[Exercise input]:
▬▬▬▬▬▬
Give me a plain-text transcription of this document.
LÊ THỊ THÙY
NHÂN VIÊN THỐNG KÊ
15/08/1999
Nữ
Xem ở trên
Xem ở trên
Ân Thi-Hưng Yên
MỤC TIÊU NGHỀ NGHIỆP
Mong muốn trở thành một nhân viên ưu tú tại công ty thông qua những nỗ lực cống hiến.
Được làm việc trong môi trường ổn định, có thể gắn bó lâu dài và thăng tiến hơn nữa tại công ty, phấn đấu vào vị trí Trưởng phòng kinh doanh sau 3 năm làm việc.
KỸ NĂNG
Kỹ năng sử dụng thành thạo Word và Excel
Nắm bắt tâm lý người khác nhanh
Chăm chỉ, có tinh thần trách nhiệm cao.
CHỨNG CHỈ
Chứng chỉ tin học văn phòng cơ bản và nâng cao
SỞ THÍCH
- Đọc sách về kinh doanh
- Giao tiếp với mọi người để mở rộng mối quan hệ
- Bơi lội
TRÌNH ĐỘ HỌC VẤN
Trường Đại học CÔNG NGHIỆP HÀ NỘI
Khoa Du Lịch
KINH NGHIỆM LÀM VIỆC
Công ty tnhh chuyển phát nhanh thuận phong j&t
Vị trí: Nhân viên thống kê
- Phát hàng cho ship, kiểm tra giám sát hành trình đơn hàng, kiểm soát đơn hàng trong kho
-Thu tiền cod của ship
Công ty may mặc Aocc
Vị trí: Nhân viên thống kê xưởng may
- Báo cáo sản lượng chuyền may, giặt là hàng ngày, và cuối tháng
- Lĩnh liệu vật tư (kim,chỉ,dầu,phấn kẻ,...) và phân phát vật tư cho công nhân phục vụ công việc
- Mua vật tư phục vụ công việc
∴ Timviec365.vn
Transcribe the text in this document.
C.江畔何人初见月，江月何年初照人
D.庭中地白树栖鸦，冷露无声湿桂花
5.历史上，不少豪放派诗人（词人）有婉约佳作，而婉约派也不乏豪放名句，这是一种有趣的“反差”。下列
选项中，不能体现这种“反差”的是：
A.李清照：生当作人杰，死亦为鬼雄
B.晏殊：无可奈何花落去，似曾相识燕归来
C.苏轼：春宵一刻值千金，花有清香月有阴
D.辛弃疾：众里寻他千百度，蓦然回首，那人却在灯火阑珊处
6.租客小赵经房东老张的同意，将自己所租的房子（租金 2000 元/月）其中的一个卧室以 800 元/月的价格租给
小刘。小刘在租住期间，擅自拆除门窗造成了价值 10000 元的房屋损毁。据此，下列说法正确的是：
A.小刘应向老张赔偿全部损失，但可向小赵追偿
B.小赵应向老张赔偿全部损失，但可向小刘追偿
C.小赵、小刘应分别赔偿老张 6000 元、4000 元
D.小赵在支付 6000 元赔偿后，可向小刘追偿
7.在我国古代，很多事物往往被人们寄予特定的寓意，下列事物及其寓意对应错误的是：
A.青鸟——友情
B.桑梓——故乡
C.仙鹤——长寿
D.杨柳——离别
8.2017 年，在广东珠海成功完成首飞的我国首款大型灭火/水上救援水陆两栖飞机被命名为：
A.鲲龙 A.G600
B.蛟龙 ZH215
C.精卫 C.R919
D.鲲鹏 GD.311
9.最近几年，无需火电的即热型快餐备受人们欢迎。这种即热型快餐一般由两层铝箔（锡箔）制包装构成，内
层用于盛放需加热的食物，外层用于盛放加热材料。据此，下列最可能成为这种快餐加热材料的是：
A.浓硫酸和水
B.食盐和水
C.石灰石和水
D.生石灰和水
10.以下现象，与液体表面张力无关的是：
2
▬▬▬▬▬▬
[Work required]:
From the listing above, extract every line exactly as it stands.

[Exercise result]:
Give me a plain-text transcription of this document.
LÊ THỊ THÙY
NHÂN VIÊN THỐNG KÊ
15/08/1999
Nữ
Xem ở trên
Xem ở trên
Ân Thi-Hưng Yên
MỤC TIÊU NGHỀ NGHIỆP
Mong muốn trở thành một nhân viên ưu tú tại công ty thông qua những nỗ lực cống hiến.
Được làm việc trong môi trường ổn định, có thể gắn bó lâu dài và thăng tiến hơn nữa tại công ty, phấn đấu vào vị trí Trưởng phòng kinh doanh sau 3 năm làm việc.
KỸ NĂNG
Kỹ năng sử dụng thành thạo Word và Excel
Nắm bắt tâm lý người khác nhanh
Chăm chỉ, có tinh thần trách nhiệm cao.
CHỨNG CHỈ
Chứng chỉ tin học văn phòng cơ bản và nâng cao
SỞ THÍCH
- Đọc sách về kinh doanh
- Giao tiếp với mọi người để mở rộng mối quan hệ
- Bơi lội
TRÌNH ĐỘ HỌC VẤN
Trường Đại học CÔNG NGHIỆP HÀ NỘI
Khoa Du Lịch
KINH NGHIỆM LÀM VIỆC
Công ty tnhh chuyển phát nhanh thuận phong j&t
Vị trí: Nhân viên thống kê
- Phát hàng cho ship, kiểm tra giám sát hành trình đơn hàng, kiểm soát đơn hàng trong kho
-Thu tiền cod của ship
Công ty may mặc Aocc
Vị trí: Nhân viên thống kê xưởng may
- Báo cáo sản lượng chuyền may, giặt là hàng ngày, và cuối tháng
- Lĩnh liệu vật tư (kim,chỉ,dầu,phấn kẻ,...) và phân phát vật tư cho công nhân phục vụ công việc
- Mua vật tư phục vụ công việc
∴ Timviec365.vn
Transcribe the text in this document.
C.江畔何人初见月，江月何年初照人
D.庭中地白树栖鸦，冷露无声湿桂花
5.历史上，不少豪放派诗人（词人）有婉约佳作，而婉约派也不乏豪放名句，这是一种有趣的“反差”。下列
选项中，不能体现这种“反差”的是：
A.李清照：生当作人杰，死亦为鬼雄
B.晏殊：无可奈何花落去，似曾相识燕归来
C.苏轼：春宵一刻值千金，花有清香月有阴
D.辛弃疾：众里寻他千百度，蓦然回首，那人却在灯火阑珊处
6.租客小赵经房东老张的同意，将自己所租的房子（租金 2000 元/月）其中的一个卧室以 800 元/月的价格租给
小刘。小刘在租住期间，擅自拆除门窗造成了价值 10000 元的房屋损毁。据此，下列说法正确的是：
A.小刘应向老张赔偿全部损失，但可向小赵追偿
B.小赵应向老张赔偿全部损失，但可向小刘追偿
C.小赵、小刘应分别赔偿老张 6000 元、4000 元
D.小赵在支付 6000 元赔偿后，可向小刘追偿
7.在我国古代，很多事物往往被人们寄予特定的寓意，下列事物及其寓意对应错误的是：
A.青鸟——友情
B.桑梓——故乡
C.仙鹤——长寿
D.杨柳——离别
8.2017 年，在广东珠海成功完成首飞的我国首款大型灭火/水上救援水陆两栖飞机被命名为：
A.鲲龙 A.G600
B.蛟龙 ZH215
C.精卫 C.R919
D.鲲鹏 GD.311
9.最近几年，无需火电的即热型快餐备受人们欢迎。这种即热型快餐一般由两层铝箔（锡箔）制包装构成，内
层用于盛放需加热的食物，外层用于盛放加热材料。据此，下列最可能成为这种快餐加热材料的是：
A.浓硫酸和水
B.食盐和水
C.石灰石和水
D.生石灰和水
10.以下现象，与液体表面张力无关的是：
2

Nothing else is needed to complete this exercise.